Work required:
Locate every line in the records below that contains the word "after", and copy each one.
------ Dataset excerpts ------
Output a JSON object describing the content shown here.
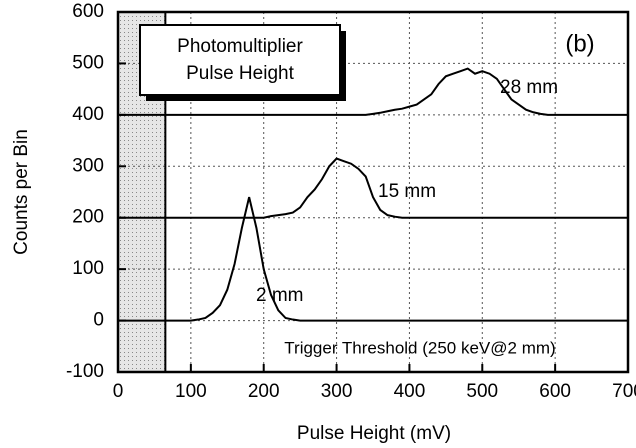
{
  "chart_data": {
    "type": "line",
    "x_label": "Pulse Height (mV)",
    "y_label": "Counts per Bin",
    "box_title": [
      "Photomultiplier",
      "Pulse Height"
    ],
    "panel_label": "(b)",
    "threshold_label": "Trigger Threshold (250 keV@2 mm)",
    "threshold_x": 65,
    "x": [
      0,
      10,
      20,
      30,
      40,
      50,
      60,
      70,
      80,
      90,
      100,
      110,
      120,
      130,
      140,
      150,
      160,
      170,
      180,
      190,
      200,
      210,
      220,
      230,
      240,
      250,
      260,
      270,
      280,
      290,
      300,
      310,
      320,
      330,
      340,
      350,
      360,
      370,
      380,
      390,
      400,
      410,
      420,
      430,
      440,
      450,
      460,
      470,
      480,
      490,
      500,
      510,
      520,
      530,
      540,
      550,
      560,
      570,
      580,
      590,
      600,
      610,
      620,
      630,
      640,
      650,
      660,
      670,
      680,
      690,
      700
    ],
    "series": [
      {
        "name": "2 mm",
        "color": "#000000",
        "values": [
          0,
          0,
          0,
          0,
          0,
          0,
          0,
          0,
          0,
          0,
          0,
          2,
          5,
          15,
          30,
          60,
          110,
          180,
          240,
          180,
          100,
          50,
          20,
          5,
          2,
          0,
          0,
          0,
          0,
          0,
          0,
          0,
          0,
          0,
          0,
          0,
          0,
          0,
          0,
          0,
          0,
          0,
          0,
          0,
          0,
          0,
          0,
          0,
          0,
          0,
          0,
          0,
          0,
          0,
          0,
          0,
          0,
          0,
          0,
          0,
          0,
          0,
          0,
          0,
          0,
          0,
          0,
          0,
          0,
          0,
          0
        ]
      },
      {
        "name": "15 mm",
        "color": "#000000",
        "values": [
          200,
          200,
          200,
          200,
          200,
          200,
          200,
          200,
          200,
          200,
          200,
          200,
          200,
          200,
          200,
          200,
          200,
          200,
          200,
          200,
          200,
          203,
          205,
          207,
          210,
          220,
          240,
          255,
          275,
          300,
          315,
          310,
          305,
          295,
          280,
          240,
          215,
          205,
          202,
          200,
          200,
          200,
          200,
          200,
          200,
          200,
          200,
          200,
          200,
          200,
          200,
          200,
          200,
          200,
          200,
          200,
          200,
          200,
          200,
          200,
          200,
          200,
          200,
          200,
          200,
          200,
          200,
          200,
          200,
          200,
          200
        ]
      },
      {
        "name": "28 mm",
        "color": "#000000",
        "values": [
          400,
          400,
          400,
          400,
          400,
          400,
          400,
          400,
          400,
          400,
          400,
          400,
          400,
          400,
          400,
          400,
          400,
          400,
          400,
          400,
          400,
          400,
          400,
          400,
          400,
          400,
          400,
          400,
          400,
          400,
          400,
          400,
          400,
          400,
          400,
          402,
          404,
          407,
          410,
          412,
          416,
          420,
          430,
          440,
          460,
          475,
          480,
          485,
          490,
          480,
          485,
          480,
          470,
          450,
          430,
          420,
          410,
          405,
          402,
          400,
          400,
          400,
          400,
          400,
          400,
          400,
          400,
          400,
          400,
          400,
          400
        ]
      }
    ],
    "xlim": [
      0,
      700
    ],
    "xticks": [
      0,
      100,
      200,
      300,
      400,
      500,
      600,
      700
    ],
    "ylim": [
      -100,
      600
    ],
    "yticks": [
      -100,
      0,
      100,
      200,
      300,
      400,
      500,
      600
    ],
    "grid": true
  }
}
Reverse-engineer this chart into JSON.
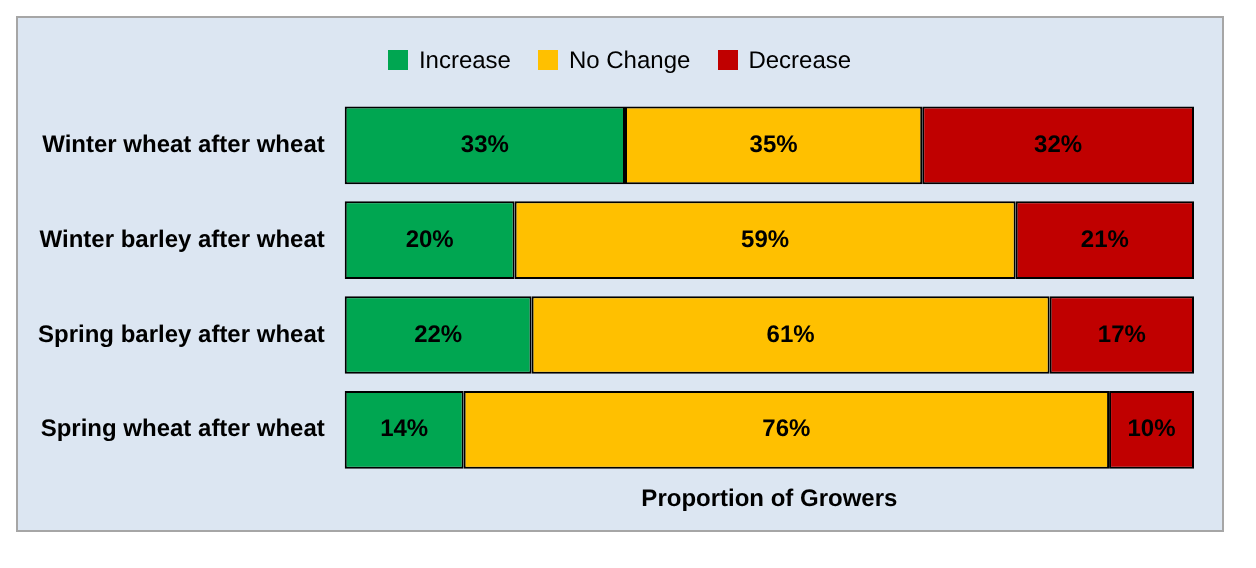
{
  "chart_data": {
    "type": "bar",
    "orientation": "horizontal",
    "stacked": true,
    "xlabel": "Proportion of Growers",
    "categories": [
      "Winter wheat after wheat",
      "Winter barley after wheat",
      "Spring barley after wheat",
      "Spring wheat after wheat"
    ],
    "xlim": [
      0,
      100
    ],
    "tick_labels": "y",
    "legend": "top",
    "grid": false,
    "series": [
      {
        "name": "Increase",
        "color": "#00a651",
        "values": [
          33,
          20,
          22,
          14
        ],
        "value_labels": [
          "33%",
          "20%",
          "22%",
          "14%"
        ]
      },
      {
        "name": "No Change",
        "color": "#ffc000",
        "values": [
          35,
          59,
          61,
          76
        ],
        "value_labels": [
          "35%",
          "59%",
          "61%",
          "76%"
        ]
      },
      {
        "name": "Decrease",
        "color": "#c00000",
        "values": [
          32,
          21,
          17,
          10
        ],
        "value_labels": [
          "32%",
          "21%",
          "17%",
          "10%"
        ]
      }
    ]
  }
}
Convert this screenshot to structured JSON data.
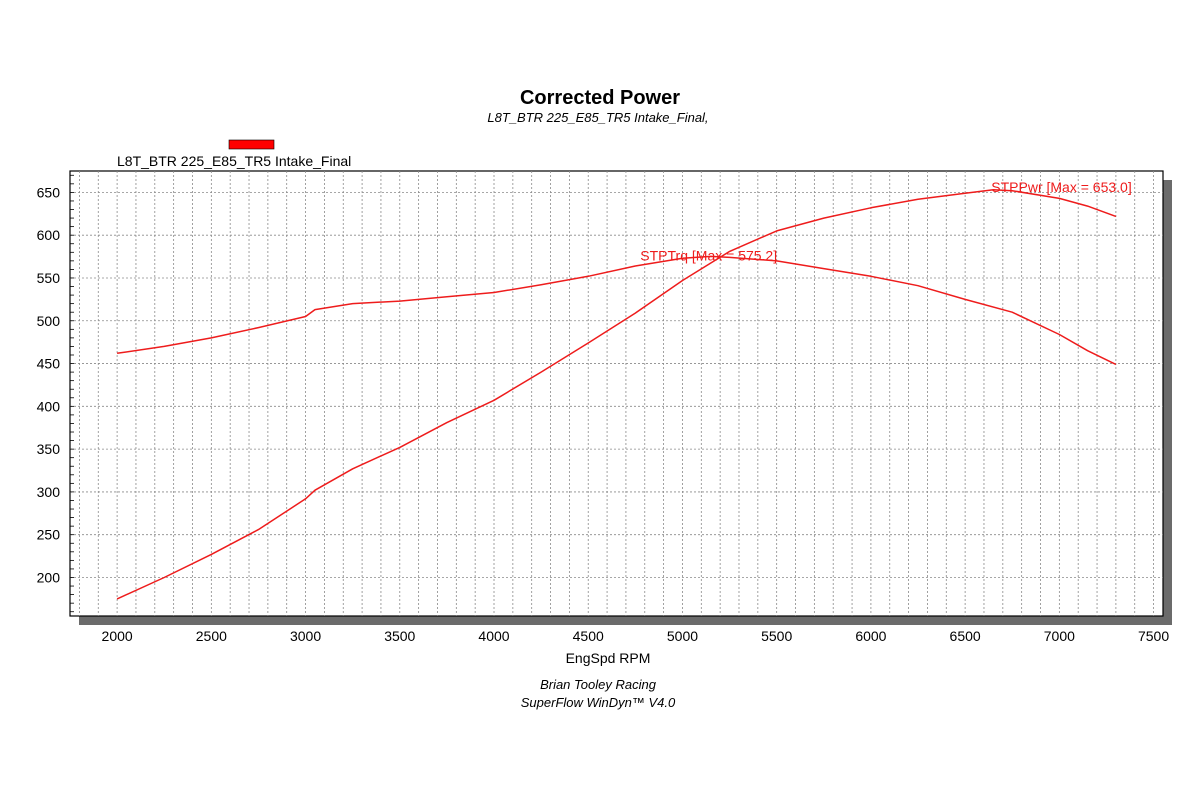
------
Task output:
      "Winter wheat after wheat",
      "Winter barley after wheat",
      "Spring barley after wheat",
      "Spring wheat after wheat"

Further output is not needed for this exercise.